▶ [THE INPUT]
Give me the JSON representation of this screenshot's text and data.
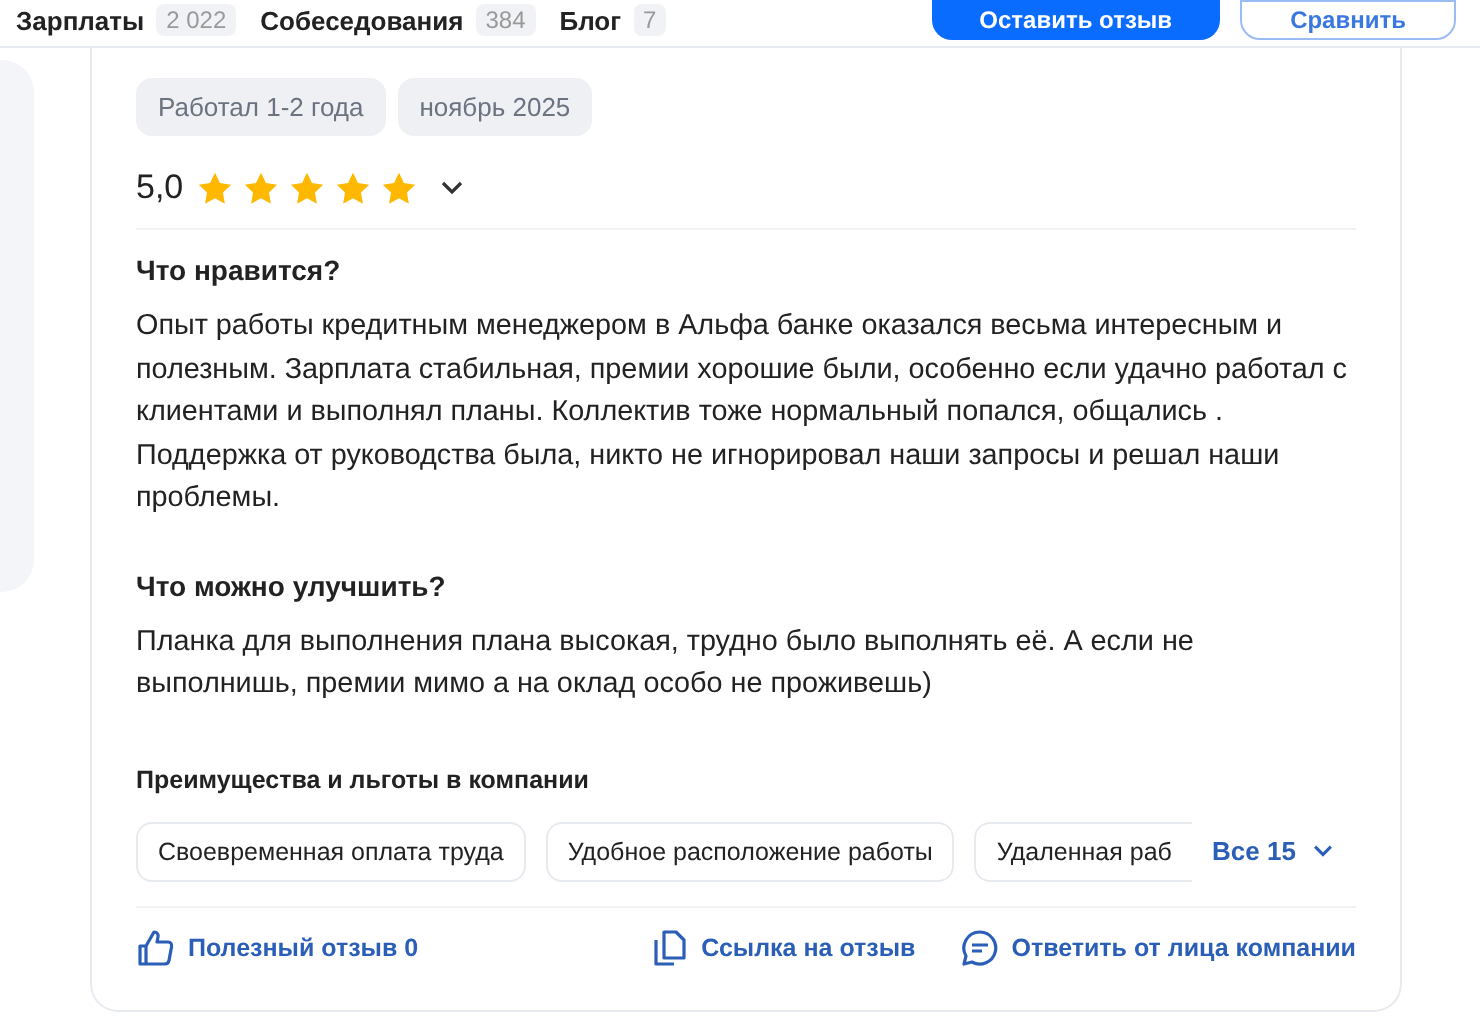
{
  "nav": {
    "items": [
      {
        "label": "Зарплаты",
        "count": "2 022"
      },
      {
        "label": "Собеседования",
        "count": "384"
      },
      {
        "label": "Блог",
        "count": "7"
      }
    ],
    "buttons": [
      {
        "label": "Оставить отзыв",
        "kind": "primary"
      },
      {
        "label": "Сравнить",
        "kind": "outline"
      }
    ]
  },
  "review": {
    "tags": [
      "Работал 1-2 года",
      "ноябрь 2025"
    ],
    "rating": "5,0",
    "stars": 5,
    "sections": [
      {
        "title": "Что нравится?",
        "text": "Опыт работы кредитным менеджером в Альфа банке оказался весьма интересным и полезным. Зарплата стабильная, премии хорошие были, особенно если удачно работал с клиентами и выполнял планы. Коллектив тоже нормальный попался, общались . Поддержка от руководства была, никто не игнорировал наши запросы и решал наши проблемы."
      },
      {
        "title": "Что можно улучшить?",
        "text": "Планка для выполнения плана высокая, трудно было выполнять её. А если не выполнишь, премии мимо а на оклад особо не проживешь)"
      }
    ],
    "benefits": {
      "title": "Преимущества и льготы в компании",
      "items": [
        "Своевременная оплата труда",
        "Удобное расположение работы",
        "Удаленная раб"
      ],
      "more": "Все 15"
    },
    "actions": [
      {
        "label": "Полезный отзыв 0",
        "kind": "like"
      },
      {
        "label": "Ссылка на отзыв",
        "kind": "link"
      },
      {
        "label": "Ответить от лица компании",
        "kind": "reply"
      }
    ]
  }
}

▶ [PROBLEM REQUIREMENTS]
Return, from the data, each line that has the word "label" in it.

▶ [TASK OUTPUT]
        "label": "Зарплаты",
        "label": "Собеседования",
        "label": "Блог",
        "label": "Оставить отзыв",
        "label": "Сравнить",
        "label": "Полезный отзыв 0",
        "label": "Ссылка на отзыв",
        "label": "Ответить от лица компании",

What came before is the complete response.